Given data:
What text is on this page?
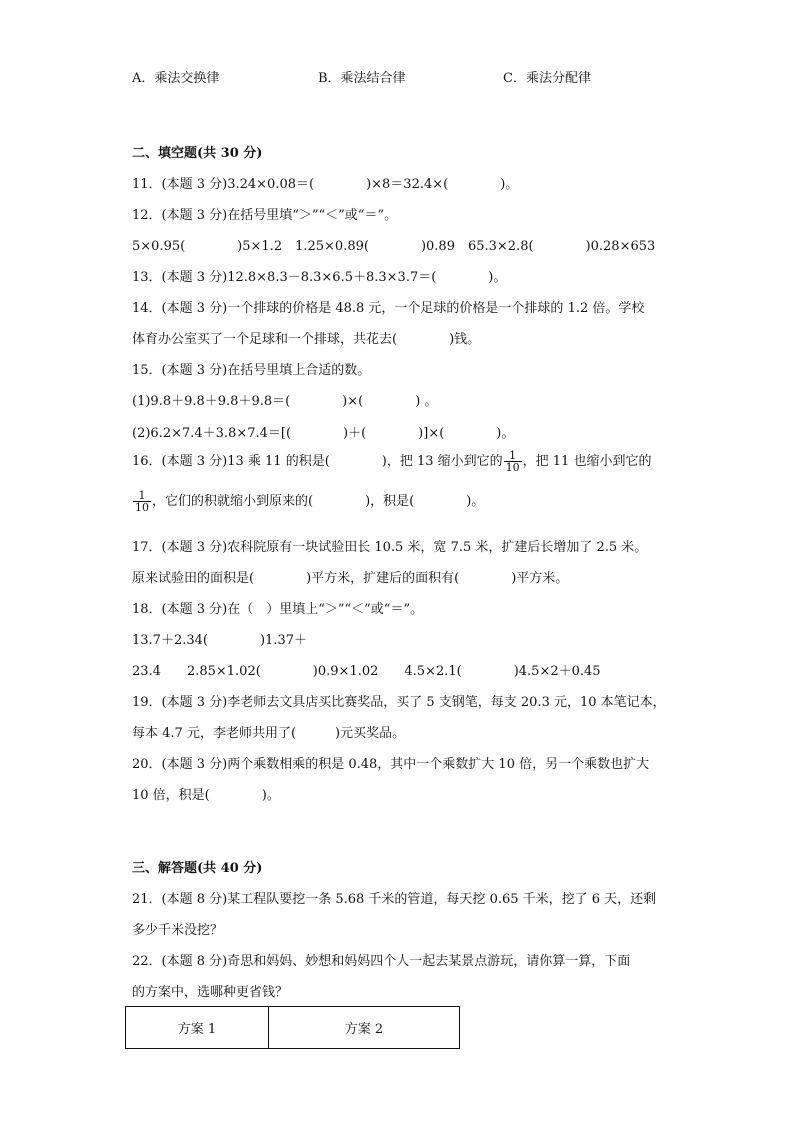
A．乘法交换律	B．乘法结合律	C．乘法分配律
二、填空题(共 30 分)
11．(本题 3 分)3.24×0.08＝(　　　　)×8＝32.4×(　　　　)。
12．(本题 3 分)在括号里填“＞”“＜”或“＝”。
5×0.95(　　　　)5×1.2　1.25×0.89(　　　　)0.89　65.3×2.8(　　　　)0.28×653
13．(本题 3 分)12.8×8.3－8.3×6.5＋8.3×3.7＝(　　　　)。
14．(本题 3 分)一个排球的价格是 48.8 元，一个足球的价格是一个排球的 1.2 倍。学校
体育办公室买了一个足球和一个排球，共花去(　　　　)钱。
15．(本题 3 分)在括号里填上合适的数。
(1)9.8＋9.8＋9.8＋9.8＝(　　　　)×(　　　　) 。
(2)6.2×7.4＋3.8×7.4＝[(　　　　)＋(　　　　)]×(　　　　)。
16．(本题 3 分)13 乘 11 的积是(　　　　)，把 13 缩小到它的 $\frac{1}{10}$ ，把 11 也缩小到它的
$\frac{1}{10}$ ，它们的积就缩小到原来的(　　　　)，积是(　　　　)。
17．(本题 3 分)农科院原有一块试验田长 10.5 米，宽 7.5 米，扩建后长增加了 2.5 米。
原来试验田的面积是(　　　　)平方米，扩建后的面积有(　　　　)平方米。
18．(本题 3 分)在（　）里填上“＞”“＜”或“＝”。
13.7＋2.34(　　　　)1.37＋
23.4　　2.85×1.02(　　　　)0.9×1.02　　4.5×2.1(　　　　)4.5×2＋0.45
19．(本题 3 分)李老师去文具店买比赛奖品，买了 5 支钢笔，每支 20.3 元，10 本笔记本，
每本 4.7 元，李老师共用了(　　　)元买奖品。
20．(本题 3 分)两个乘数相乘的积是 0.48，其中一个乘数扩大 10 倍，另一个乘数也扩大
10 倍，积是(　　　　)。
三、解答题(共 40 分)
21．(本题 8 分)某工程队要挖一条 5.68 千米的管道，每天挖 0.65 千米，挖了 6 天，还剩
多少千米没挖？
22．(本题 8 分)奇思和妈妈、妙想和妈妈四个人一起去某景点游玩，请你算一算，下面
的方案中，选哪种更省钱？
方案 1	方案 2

Set task:
Will you set down the records word for word while leaving out every picture?

Result for this exercise:
What text is on this page?
A．乘法交换律	B．乘法结合律	C．乘法分配律
二、填空题(共 30 分)
11．(本题 3 分)3.24×0.08＝(　　　　)×8＝32.4×(　　　　)。
12．(本题 3 分)在括号里填“＞”“＜”或“＝”。
5×0.95(　　　　)5×1.2　1.25×0.89(　　　　)0.89　65.3×2.8(　　　　)0.28×653
13．(本题 3 分)12.8×8.3－8.3×6.5＋8.3×3.7＝(　　　　)。
14．(本题 3 分)一个排球的价格是 48.8 元，一个足球的价格是一个排球的 1.2 倍。学校
体育办公室买了一个足球和一个排球，共花去(　　　　)钱。
15．(本题 3 分)在括号里填上合适的数。
(1)9.8＋9.8＋9.8＋9.8＝(　　　　)×(　　　　) 。
(2)6.2×7.4＋3.8×7.4＝[(　　　　)＋(　　　　)]×(　　　　)。
16．(本题 3 分)13 乘 11 的积是(　　　　)，把 13 缩小到它的 $\frac{1}{10}$ ，把 11 也缩小到它的
$\frac{1}{10}$ ，它们的积就缩小到原来的(　　　　)，积是(　　　　)。
17．(本题 3 分)农科院原有一块试验田长 10.5 米，宽 7.5 米，扩建后长增加了 2.5 米。
原来试验田的面积是(　　　　)平方米，扩建后的面积有(　　　　)平方米。
18．(本题 3 分)在（　）里填上“＞”“＜”或“＝”。
13.7＋2.34(　　　　)1.37＋
23.4　　2.85×1.02(　　　　)0.9×1.02　　4.5×2.1(　　　　)4.5×2＋0.45
19．(本题 3 分)李老师去文具店买比赛奖品，买了 5 支钢笔，每支 20.3 元，10 本笔记本，
每本 4.7 元，李老师共用了(　　　)元买奖品。
20．(本题 3 分)两个乘数相乘的积是 0.48，其中一个乘数扩大 10 倍，另一个乘数也扩大
10 倍，积是(　　　　)。
三、解答题(共 40 分)
21．(本题 8 分)某工程队要挖一条 5.68 千米的管道，每天挖 0.65 千米，挖了 6 天，还剩
多少千米没挖？
22．(本题 8 分)奇思和妈妈、妙想和妈妈四个人一起去某景点游玩，请你算一算，下面
的方案中，选哪种更省钱？
方案 1	方案 2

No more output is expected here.